[Dataset items]
»»

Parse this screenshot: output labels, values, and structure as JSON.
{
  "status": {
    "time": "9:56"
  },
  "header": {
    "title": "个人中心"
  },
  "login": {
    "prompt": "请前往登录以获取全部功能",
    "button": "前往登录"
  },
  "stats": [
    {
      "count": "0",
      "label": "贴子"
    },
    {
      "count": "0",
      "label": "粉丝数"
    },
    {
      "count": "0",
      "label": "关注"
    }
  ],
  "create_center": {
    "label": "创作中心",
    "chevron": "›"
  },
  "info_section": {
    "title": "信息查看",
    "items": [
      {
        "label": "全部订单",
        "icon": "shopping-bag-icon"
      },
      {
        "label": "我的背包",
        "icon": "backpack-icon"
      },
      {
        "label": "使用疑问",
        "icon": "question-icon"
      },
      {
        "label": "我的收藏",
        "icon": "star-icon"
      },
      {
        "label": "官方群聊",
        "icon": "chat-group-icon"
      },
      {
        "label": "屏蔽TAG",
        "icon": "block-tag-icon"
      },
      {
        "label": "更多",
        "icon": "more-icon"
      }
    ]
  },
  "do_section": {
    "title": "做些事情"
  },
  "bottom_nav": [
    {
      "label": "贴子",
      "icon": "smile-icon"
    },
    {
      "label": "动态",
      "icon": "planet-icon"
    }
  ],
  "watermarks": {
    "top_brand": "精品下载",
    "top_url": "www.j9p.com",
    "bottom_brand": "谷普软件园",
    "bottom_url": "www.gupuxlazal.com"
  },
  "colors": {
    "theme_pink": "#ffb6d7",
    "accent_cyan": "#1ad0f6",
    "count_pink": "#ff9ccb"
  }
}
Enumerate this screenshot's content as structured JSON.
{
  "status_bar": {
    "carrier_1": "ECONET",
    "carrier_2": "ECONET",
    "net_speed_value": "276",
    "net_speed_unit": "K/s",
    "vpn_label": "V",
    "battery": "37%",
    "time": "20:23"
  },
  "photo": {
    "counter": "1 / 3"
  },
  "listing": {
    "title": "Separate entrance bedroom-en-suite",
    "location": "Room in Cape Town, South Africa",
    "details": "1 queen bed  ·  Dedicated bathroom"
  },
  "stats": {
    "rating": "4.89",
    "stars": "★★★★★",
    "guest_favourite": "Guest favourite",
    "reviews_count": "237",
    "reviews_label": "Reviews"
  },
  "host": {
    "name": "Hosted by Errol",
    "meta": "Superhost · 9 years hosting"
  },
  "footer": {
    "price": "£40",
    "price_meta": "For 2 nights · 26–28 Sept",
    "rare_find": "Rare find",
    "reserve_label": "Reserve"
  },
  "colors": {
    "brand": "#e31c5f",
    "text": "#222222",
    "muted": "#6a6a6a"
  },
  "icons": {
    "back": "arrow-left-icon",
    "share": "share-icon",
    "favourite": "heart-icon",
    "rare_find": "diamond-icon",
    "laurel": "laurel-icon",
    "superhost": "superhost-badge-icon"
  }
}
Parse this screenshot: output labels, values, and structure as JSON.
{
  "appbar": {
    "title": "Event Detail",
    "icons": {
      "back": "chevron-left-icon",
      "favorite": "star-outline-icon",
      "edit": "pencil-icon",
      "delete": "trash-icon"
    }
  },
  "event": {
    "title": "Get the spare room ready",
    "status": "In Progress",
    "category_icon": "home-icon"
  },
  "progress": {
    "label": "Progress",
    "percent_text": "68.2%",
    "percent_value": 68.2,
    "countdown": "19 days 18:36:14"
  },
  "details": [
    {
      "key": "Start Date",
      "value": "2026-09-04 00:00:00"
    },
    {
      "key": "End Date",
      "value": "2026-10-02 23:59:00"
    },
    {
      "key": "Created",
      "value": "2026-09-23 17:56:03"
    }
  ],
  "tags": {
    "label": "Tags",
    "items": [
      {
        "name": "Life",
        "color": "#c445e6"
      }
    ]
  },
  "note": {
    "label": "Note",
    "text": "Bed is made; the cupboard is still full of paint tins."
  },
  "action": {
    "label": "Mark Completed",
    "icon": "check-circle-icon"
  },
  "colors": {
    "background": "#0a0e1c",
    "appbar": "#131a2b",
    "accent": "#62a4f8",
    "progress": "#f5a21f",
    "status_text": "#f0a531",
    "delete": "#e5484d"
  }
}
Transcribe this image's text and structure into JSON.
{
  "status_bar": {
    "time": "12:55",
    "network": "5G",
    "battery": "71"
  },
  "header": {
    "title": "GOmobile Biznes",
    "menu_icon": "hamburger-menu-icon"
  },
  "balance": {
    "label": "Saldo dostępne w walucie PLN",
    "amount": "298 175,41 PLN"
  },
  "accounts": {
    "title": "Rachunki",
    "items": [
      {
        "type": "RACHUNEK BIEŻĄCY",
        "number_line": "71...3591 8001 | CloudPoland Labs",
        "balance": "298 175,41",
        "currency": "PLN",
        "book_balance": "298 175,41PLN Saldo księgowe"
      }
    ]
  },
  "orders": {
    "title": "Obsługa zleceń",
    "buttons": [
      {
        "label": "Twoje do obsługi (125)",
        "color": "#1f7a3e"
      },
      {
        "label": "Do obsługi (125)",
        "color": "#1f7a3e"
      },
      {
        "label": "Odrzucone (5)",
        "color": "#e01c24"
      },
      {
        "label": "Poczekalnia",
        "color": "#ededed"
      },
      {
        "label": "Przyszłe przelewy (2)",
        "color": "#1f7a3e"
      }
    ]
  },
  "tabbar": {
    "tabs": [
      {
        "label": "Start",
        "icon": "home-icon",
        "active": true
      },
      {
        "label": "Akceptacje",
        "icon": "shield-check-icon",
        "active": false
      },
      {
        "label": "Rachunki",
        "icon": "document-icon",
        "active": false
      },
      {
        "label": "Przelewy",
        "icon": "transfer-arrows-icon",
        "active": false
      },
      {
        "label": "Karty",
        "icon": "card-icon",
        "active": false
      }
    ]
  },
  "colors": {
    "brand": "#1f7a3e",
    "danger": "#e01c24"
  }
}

««

▶ _What to produce_
Report all lines of the material that contain the word "title".

▶ _Expected answer_
    "title": "个人中心"
    "title": "信息查看",
    "title": "做些事情"
    "title": "Separate entrance bedroom-en-suite",
    "title": "Event Detail",
    "title": "Get the spare room ready",
    "title": "GOmobile Biznes",
    "title": "Rachunki",
    "title": "Obsługa zleceń",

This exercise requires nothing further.